━━━━━ Data extract
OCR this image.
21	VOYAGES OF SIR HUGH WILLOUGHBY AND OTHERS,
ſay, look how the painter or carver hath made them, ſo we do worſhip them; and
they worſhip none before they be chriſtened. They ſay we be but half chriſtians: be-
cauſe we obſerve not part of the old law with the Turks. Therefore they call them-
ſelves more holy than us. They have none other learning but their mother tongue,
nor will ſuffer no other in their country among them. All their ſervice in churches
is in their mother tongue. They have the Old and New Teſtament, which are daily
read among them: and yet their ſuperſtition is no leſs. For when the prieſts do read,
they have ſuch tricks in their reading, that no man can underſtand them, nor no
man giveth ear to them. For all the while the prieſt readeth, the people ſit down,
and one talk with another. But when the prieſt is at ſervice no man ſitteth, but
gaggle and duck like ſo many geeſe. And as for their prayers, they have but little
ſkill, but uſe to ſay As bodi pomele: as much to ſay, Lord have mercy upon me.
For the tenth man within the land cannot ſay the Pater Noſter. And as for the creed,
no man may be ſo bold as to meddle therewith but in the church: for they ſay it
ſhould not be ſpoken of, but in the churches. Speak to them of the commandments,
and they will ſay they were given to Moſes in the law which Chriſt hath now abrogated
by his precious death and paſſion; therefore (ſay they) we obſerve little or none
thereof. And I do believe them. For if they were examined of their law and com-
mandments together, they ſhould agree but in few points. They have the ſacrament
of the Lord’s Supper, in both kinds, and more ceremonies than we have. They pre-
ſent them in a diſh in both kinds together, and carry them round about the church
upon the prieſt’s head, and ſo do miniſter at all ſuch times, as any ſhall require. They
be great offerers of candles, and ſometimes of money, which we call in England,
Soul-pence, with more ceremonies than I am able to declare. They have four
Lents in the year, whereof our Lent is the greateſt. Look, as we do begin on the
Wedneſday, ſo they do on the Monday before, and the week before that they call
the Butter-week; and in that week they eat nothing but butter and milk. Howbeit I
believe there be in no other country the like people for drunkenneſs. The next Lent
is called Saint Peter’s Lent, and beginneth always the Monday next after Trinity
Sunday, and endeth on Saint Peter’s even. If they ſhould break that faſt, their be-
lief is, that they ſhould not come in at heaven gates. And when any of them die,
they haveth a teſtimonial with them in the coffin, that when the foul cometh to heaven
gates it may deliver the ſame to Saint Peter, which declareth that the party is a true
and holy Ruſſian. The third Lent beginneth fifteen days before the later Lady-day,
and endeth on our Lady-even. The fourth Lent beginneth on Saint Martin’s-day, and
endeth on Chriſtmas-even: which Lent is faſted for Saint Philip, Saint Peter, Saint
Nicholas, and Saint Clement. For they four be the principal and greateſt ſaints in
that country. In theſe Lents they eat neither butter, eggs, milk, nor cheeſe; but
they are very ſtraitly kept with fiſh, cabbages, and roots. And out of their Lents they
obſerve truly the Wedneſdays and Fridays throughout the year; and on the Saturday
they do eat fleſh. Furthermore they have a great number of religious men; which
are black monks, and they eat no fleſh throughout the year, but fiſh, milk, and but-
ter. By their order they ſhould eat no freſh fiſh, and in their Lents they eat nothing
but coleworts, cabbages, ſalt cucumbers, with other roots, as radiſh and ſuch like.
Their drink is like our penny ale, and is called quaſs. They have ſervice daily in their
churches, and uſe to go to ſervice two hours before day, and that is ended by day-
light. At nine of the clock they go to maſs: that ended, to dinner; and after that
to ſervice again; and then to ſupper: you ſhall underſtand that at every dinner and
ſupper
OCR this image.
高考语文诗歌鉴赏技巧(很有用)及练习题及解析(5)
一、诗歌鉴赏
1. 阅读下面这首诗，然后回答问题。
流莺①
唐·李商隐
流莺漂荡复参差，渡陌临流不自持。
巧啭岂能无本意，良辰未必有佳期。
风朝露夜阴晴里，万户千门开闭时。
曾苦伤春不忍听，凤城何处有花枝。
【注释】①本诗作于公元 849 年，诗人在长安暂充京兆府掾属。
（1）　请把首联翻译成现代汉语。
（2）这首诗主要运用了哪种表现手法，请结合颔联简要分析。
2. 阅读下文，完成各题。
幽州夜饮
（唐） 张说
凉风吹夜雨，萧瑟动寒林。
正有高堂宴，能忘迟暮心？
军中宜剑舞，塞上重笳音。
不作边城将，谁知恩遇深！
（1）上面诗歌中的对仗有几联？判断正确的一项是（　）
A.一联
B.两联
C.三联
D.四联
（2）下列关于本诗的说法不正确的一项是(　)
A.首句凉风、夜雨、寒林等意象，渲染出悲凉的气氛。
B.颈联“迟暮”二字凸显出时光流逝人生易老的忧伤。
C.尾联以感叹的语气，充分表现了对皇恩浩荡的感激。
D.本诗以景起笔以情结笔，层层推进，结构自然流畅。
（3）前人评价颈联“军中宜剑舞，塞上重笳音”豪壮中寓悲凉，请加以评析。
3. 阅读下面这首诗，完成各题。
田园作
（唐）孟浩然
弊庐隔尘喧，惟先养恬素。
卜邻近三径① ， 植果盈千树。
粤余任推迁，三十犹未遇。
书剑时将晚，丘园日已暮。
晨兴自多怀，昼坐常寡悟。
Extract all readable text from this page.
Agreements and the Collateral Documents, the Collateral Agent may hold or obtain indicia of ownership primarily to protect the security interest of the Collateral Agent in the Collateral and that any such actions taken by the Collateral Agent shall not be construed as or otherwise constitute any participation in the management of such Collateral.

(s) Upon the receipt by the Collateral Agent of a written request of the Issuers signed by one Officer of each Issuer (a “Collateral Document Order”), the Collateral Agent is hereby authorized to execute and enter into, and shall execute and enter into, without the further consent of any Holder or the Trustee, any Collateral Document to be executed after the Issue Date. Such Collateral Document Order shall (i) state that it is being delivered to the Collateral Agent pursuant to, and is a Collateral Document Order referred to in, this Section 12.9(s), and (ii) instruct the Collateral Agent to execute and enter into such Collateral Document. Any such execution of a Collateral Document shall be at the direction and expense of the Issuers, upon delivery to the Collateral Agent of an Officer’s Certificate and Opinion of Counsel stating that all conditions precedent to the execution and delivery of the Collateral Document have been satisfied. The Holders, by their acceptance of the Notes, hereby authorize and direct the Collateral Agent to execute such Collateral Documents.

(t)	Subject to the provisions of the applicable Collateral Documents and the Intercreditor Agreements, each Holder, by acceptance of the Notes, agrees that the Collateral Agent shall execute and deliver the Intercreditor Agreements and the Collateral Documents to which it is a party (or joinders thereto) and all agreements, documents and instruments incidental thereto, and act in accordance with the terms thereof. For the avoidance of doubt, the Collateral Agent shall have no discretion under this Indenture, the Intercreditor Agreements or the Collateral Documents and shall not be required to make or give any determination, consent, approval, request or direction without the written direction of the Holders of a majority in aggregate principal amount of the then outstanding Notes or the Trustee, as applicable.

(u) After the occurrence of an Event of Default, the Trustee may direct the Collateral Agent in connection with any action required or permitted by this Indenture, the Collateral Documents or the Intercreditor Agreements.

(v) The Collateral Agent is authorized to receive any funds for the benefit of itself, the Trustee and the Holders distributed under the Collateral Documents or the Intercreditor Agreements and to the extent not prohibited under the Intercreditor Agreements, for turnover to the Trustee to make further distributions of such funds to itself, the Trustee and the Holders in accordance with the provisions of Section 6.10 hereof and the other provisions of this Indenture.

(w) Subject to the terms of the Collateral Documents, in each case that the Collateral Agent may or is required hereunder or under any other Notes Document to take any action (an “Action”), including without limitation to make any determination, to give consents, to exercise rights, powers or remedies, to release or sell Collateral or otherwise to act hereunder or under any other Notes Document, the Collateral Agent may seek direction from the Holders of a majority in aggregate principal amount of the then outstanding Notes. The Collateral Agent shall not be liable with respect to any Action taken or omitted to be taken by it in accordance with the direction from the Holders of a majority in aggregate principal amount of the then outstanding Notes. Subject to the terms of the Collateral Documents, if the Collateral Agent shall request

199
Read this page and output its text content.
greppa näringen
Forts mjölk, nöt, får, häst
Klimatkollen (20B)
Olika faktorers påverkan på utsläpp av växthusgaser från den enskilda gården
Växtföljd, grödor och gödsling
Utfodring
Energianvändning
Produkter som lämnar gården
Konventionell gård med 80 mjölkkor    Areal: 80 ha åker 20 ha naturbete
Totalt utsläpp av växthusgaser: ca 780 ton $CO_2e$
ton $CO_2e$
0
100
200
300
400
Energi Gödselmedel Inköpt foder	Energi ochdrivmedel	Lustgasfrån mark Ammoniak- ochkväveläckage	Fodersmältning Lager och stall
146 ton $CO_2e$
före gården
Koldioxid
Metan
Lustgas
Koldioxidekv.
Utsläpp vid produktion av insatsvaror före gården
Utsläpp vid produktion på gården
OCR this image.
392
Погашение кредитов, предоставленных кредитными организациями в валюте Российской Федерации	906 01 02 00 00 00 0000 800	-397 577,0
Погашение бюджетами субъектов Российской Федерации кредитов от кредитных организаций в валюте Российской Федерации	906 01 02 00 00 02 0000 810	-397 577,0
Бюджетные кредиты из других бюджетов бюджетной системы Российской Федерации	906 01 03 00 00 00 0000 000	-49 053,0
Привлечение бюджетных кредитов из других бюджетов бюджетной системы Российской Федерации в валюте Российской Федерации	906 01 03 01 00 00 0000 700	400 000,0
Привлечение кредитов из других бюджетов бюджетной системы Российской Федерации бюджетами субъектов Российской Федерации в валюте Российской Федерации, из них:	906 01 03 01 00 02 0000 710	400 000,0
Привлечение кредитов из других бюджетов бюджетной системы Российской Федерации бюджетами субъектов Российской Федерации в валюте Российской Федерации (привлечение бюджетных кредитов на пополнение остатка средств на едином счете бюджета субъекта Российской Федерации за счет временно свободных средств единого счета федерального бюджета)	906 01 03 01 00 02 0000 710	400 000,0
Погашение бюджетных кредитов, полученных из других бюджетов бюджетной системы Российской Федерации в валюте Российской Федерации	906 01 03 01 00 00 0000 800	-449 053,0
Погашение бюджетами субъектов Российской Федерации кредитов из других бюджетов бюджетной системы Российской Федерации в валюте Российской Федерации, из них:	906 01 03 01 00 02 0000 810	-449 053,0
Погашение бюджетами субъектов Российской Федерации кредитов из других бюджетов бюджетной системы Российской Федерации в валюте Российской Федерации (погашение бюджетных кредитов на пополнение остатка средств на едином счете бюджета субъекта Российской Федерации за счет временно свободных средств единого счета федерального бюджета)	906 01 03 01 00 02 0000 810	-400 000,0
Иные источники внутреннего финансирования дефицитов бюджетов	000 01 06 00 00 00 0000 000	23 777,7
━━━━━━━━━━
### Goal
Report how many lines in the entries hold the string "hath". Nothing but the number is wanted.

### Exercise result
2